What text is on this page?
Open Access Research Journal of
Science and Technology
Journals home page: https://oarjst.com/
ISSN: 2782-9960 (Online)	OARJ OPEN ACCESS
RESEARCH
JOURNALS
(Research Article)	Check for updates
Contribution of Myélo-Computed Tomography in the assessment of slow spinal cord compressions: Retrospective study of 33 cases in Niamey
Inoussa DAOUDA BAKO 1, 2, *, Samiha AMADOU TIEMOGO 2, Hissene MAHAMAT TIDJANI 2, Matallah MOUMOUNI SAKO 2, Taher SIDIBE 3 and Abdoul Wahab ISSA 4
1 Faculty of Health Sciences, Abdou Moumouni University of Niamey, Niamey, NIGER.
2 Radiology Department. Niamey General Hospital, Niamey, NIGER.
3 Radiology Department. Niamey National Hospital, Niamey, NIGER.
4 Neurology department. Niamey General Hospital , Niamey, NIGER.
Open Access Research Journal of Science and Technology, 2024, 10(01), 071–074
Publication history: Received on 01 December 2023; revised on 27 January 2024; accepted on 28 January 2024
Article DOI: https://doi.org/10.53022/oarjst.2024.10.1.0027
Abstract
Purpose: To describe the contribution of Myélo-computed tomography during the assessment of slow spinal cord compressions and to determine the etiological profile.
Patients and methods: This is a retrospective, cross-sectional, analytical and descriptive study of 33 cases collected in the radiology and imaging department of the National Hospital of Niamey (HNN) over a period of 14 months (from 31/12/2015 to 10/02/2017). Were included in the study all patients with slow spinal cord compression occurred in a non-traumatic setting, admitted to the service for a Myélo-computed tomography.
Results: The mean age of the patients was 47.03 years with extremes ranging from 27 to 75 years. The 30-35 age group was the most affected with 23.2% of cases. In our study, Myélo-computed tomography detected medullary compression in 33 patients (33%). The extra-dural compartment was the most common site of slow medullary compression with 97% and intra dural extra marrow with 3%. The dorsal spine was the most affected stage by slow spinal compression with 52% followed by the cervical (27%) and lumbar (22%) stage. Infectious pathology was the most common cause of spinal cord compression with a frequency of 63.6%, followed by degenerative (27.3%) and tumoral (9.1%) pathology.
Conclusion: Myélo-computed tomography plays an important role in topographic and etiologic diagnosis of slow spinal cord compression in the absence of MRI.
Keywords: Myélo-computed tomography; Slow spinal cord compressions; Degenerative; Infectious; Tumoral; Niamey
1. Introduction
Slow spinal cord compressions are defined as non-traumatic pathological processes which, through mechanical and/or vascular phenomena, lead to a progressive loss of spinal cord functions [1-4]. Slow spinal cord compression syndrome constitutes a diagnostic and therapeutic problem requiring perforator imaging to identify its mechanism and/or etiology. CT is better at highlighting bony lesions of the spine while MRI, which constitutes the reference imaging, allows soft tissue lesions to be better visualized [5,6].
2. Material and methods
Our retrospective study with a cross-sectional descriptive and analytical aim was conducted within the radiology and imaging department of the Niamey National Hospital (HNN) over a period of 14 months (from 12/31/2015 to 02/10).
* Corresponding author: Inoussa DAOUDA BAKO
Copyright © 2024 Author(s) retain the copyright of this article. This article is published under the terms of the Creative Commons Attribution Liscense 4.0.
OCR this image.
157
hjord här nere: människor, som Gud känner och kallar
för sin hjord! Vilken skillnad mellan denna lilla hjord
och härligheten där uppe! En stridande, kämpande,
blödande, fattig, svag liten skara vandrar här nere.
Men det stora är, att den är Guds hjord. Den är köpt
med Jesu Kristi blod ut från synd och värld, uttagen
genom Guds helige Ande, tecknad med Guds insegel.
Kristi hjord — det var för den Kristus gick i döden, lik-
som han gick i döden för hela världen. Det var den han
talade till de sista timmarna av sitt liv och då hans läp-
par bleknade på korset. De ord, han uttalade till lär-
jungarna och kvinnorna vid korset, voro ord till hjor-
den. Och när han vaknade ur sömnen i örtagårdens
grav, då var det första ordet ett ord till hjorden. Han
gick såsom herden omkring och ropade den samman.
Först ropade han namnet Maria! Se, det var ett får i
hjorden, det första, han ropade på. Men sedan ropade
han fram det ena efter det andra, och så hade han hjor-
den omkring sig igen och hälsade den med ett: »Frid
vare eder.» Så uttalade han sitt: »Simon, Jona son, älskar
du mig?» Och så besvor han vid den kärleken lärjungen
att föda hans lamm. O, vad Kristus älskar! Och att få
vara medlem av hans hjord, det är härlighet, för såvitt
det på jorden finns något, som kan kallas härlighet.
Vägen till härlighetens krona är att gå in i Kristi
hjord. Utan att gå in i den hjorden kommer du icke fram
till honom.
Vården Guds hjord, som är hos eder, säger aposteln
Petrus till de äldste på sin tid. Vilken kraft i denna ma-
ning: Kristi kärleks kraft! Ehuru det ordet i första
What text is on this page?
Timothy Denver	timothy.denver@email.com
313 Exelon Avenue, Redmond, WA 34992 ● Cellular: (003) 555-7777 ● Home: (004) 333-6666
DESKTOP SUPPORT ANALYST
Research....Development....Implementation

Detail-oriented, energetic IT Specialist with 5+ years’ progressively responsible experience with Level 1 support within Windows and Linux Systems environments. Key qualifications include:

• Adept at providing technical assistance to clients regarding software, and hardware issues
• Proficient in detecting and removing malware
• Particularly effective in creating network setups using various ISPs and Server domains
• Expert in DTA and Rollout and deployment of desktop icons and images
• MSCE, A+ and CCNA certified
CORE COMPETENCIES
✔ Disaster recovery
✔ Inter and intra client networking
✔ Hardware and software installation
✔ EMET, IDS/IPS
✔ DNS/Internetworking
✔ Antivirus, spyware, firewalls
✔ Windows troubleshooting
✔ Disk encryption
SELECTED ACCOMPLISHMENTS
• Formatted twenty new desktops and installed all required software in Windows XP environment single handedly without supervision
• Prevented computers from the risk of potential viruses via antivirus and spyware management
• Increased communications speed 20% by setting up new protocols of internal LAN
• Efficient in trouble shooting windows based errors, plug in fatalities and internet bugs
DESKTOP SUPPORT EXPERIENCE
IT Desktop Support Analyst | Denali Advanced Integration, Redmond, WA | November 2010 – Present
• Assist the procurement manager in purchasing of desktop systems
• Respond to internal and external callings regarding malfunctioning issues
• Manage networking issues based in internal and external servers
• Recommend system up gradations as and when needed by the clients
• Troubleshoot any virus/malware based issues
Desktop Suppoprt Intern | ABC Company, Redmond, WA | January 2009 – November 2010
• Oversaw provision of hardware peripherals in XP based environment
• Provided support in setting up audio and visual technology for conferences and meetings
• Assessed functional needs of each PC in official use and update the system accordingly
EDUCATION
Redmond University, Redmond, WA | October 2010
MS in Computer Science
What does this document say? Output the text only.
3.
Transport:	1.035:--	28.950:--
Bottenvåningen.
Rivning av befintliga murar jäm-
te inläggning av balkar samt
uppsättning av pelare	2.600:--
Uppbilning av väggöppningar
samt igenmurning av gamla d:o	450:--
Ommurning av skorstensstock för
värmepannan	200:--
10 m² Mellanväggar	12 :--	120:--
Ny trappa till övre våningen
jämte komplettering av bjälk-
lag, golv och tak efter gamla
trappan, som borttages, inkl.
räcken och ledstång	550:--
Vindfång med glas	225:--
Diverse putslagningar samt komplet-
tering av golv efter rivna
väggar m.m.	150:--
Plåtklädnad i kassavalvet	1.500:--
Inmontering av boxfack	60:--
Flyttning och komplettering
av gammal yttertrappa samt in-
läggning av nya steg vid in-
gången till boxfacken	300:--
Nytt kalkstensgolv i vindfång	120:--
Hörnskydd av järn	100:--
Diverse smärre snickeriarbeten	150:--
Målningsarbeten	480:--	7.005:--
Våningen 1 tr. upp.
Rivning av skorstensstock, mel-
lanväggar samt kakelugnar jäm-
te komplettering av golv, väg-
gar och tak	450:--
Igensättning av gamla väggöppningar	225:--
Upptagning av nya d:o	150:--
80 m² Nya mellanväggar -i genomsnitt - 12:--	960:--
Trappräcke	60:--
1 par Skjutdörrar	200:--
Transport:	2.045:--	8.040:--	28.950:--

ACTIVITY ▸
If a line of the listing above contains "internal", pick it out and copy it.

REPLY ▸
• Increased communications speed 20% by setting up new protocols of internal LAN
• Respond to internal and external callings regarding malfunctioning issues
• Manage networking issues based in internal and external servers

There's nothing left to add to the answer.